Document page transcript entries
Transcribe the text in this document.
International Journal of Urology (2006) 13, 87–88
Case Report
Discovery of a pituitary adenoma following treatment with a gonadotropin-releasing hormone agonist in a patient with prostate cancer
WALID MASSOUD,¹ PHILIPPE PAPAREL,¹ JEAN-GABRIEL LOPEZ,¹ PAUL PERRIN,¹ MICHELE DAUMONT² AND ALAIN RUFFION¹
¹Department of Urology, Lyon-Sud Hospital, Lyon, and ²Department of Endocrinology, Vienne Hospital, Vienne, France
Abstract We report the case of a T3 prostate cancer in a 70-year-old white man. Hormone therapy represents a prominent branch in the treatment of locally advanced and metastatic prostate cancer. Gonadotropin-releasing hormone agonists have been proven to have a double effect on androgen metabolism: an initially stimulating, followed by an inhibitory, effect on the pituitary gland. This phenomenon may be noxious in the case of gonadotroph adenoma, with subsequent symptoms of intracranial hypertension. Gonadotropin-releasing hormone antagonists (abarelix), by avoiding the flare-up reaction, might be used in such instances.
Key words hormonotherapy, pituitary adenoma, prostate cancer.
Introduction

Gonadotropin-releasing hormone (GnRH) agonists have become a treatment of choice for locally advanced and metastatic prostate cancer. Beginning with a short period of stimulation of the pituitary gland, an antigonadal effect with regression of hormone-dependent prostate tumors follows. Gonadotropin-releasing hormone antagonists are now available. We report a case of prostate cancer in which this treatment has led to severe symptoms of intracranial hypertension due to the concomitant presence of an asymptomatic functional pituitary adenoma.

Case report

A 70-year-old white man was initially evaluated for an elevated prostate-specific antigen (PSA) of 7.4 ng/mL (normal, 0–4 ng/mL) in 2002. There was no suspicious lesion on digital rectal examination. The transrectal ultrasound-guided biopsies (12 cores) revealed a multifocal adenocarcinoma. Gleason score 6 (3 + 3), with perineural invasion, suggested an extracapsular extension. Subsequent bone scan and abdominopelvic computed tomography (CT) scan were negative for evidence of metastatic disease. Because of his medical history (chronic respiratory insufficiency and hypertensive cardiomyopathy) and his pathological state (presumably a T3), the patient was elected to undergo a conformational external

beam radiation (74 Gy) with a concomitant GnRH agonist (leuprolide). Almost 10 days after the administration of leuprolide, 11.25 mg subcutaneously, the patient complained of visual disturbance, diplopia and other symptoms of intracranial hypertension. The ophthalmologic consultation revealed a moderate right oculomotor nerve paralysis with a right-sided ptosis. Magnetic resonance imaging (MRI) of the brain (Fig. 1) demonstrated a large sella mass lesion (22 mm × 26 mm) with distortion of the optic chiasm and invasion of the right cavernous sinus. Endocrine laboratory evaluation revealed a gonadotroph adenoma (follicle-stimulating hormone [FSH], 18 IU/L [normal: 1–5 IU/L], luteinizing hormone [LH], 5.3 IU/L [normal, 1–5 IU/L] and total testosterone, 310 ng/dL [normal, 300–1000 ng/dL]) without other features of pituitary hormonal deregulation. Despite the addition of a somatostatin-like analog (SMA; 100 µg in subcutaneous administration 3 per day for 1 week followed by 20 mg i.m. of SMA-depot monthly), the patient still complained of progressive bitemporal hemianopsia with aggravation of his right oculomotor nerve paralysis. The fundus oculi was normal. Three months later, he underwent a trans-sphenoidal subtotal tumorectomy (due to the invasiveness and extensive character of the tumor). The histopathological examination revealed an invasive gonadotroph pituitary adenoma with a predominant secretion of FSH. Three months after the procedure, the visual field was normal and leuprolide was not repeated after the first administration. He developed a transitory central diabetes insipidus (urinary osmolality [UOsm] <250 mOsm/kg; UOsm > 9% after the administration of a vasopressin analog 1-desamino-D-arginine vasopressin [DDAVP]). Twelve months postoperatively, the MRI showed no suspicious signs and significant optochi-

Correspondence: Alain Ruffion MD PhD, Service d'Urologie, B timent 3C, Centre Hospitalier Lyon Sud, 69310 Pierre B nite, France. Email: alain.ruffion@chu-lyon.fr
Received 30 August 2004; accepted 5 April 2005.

(TASK OBJECTIVE): Copy the whole of the data above exactly.

(ANSWER BOX):
Transcribe the text in this document.
International Journal of Urology (2006) 13, 87–88
Case Report
Discovery of a pituitary adenoma following treatment with a gonadotropin-releasing hormone agonist in a patient with prostate cancer
WALID MASSOUD,¹ PHILIPPE PAPAREL,¹ JEAN-GABRIEL LOPEZ,¹ PAUL PERRIN,¹ MICHELE DAUMONT² AND ALAIN RUFFION¹
¹Department of Urology, Lyon-Sud Hospital, Lyon, and ²Department of Endocrinology, Vienne Hospital, Vienne, France
Abstract We report the case of a T3 prostate cancer in a 70-year-old white man. Hormone therapy represents a prominent branch in the treatment of locally advanced and metastatic prostate cancer. Gonadotropin-releasing hormone agonists have been proven to have a double effect on androgen metabolism: an initially stimulating, followed by an inhibitory, effect on the pituitary gland. This phenomenon may be noxious in the case of gonadotroph adenoma, with subsequent symptoms of intracranial hypertension. Gonadotropin-releasing hormone antagonists (abarelix), by avoiding the flare-up reaction, might be used in such instances.
Key words hormonotherapy, pituitary adenoma, prostate cancer.
Introduction

Gonadotropin-releasing hormone (GnRH) agonists have become a treatment of choice for locally advanced and metastatic prostate cancer. Beginning with a short period of stimulation of the pituitary gland, an antigonadal effect with regression of hormone-dependent prostate tumors follows. Gonadotropin-releasing hormone antagonists are now available. We report a case of prostate cancer in which this treatment has led to severe symptoms of intracranial hypertension due to the concomitant presence of an asymptomatic functional pituitary adenoma.

Case report

A 70-year-old white man was initially evaluated for an elevated prostate-specific antigen (PSA) of 7.4 ng/mL (normal, 0–4 ng/mL) in 2002. There was no suspicious lesion on digital rectal examination. The transrectal ultrasound-guided biopsies (12 cores) revealed a multifocal adenocarcinoma. Gleason score 6 (3 + 3), with perineural invasion, suggested an extracapsular extension. Subsequent bone scan and abdominopelvic computed tomography (CT) scan were negative for evidence of metastatic disease. Because of his medical history (chronic respiratory insufficiency and hypertensive cardiomyopathy) and his pathological state (presumably a T3), the patient was elected to undergo a conformational external

beam radiation (74 Gy) with a concomitant GnRH agonist (leuprolide). Almost 10 days after the administration of leuprolide, 11.25 mg subcutaneously, the patient complained of visual disturbance, diplopia and other symptoms of intracranial hypertension. The ophthalmologic consultation revealed a moderate right oculomotor nerve paralysis with a right-sided ptosis. Magnetic resonance imaging (MRI) of the brain (Fig. 1) demonstrated a large sella mass lesion (22 mm × 26 mm) with distortion of the optic chiasm and invasion of the right cavernous sinus. Endocrine laboratory evaluation revealed a gonadotroph adenoma (follicle-stimulating hormone [FSH], 18 IU/L [normal: 1–5 IU/L], luteinizing hormone [LH], 5.3 IU/L [normal, 1–5 IU/L] and total testosterone, 310 ng/dL [normal, 300–1000 ng/dL]) without other features of pituitary hormonal deregulation. Despite the addition of a somatostatin-like analog (SMA; 100 µg in subcutaneous administration 3 per day for 1 week followed by 20 mg i.m. of SMA-depot monthly), the patient still complained of progressive bitemporal hemianopsia with aggravation of his right oculomotor nerve paralysis. The fundus oculi was normal. Three months later, he underwent a trans-sphenoidal subtotal tumorectomy (due to the invasiveness and extensive character of the tumor). The histopathological examination revealed an invasive gonadotroph pituitary adenoma with a predominant secretion of FSH. Three months after the procedure, the visual field was normal and leuprolide was not repeated after the first administration. He developed a transitory central diabetes insipidus (urinary osmolality [UOsm] <250 mOsm/kg; UOsm > 9% after the administration of a vasopressin analog 1-desamino-D-arginine vasopressin [DDAVP]). Twelve months postoperatively, the MRI showed no suspicious signs and significant optochi-

Correspondence: Alain Ruffion MD PhD, Service d'Urologie, B timent 3C, Centre Hospitalier Lyon Sud, 69310 Pierre B nite, France. Email: alain.ruffion@chu-lyon.fr
Received 30 August 2004; accepted 5 April 2005.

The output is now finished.